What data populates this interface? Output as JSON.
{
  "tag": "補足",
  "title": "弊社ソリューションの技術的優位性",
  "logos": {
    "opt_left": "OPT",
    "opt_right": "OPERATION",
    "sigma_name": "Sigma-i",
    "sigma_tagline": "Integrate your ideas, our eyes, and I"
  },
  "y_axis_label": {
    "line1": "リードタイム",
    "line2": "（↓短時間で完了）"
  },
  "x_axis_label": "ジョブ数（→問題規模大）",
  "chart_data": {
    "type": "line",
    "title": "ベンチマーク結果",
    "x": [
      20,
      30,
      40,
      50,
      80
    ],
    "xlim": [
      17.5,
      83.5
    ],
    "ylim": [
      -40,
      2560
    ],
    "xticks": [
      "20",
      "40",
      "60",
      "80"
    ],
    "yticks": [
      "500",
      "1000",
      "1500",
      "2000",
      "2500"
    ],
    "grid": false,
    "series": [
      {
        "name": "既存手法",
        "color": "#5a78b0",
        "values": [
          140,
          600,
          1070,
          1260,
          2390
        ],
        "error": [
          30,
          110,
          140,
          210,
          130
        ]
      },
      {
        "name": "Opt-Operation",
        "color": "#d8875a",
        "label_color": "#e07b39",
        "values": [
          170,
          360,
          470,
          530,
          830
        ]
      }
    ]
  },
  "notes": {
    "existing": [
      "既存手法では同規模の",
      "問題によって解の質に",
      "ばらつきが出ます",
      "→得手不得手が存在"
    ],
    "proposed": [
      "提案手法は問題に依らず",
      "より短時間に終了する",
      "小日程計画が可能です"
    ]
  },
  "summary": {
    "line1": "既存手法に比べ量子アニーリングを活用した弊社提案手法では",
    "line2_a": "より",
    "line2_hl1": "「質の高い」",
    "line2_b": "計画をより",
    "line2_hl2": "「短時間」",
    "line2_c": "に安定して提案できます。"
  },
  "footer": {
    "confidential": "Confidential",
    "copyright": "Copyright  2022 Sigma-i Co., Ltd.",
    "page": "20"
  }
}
====
• **AIM**:
Using the data above, repeat every line exactly.

• **ANSWER BELOW**:
What data populates this interface? Output as JSON.
{
  "tag": "補足",
  "title": "弊社ソリューションの技術的優位性",
  "logos": {
    "opt_left": "OPT",
    "opt_right": "OPERATION",
    "sigma_name": "Sigma-i",
    "sigma_tagline": "Integrate your ideas, our eyes, and I"
  },
  "y_axis_label": {
    "line1": "リードタイム",
    "line2": "（↓短時間で完了）"
  },
  "x_axis_label": "ジョブ数（→問題規模大）",
  "chart_data": {
    "type": "line",
    "title": "ベンチマーク結果",
    "x": [
      20,
      30,
      40,
      50,
      80
    ],
    "xlim": [
      17.5,
      83.5
    ],
    "ylim": [
      -40,
      2560
    ],
    "xticks": [
      "20",
      "40",
      "60",
      "80"
    ],
    "yticks": [
      "500",
      "1000",
      "1500",
      "2000",
      "2500"
    ],
    "grid": false,
    "series": [
      {
        "name": "既存手法",
        "color": "#5a78b0",
        "values": [
          140,
          600,
          1070,
          1260,
          2390
        ],
        "error": [
          30,
          110,
          140,
          210,
          130
        ]
      },
      {
        "name": "Opt-Operation",
        "color": "#d8875a",
        "label_color": "#e07b39",
        "values": [
          170,
          360,
          470,
          530,
          830
        ]
      }
    ]
  },
  "notes": {
    "existing": [
      "既存手法では同規模の",
      "問題によって解の質に",
      "ばらつきが出ます",
      "→得手不得手が存在"
    ],
    "proposed": [
      "提案手法は問題に依らず",
      "より短時間に終了する",
      "小日程計画が可能です"
    ]
  },
  "summary": {
    "line1": "既存手法に比べ量子アニーリングを活用した弊社提案手法では",
    "line2_a": "より",
    "line2_hl1": "「質の高い」",
    "line2_b": "計画をより",
    "line2_hl2": "「短時間」",
    "line2_c": "に安定して提案できます。"
  },
  "footer": {
    "confidential": "Confidential",
    "copyright": "Copyright  2022 Sigma-i Co., Ltd.",
    "page": "20"
  }
}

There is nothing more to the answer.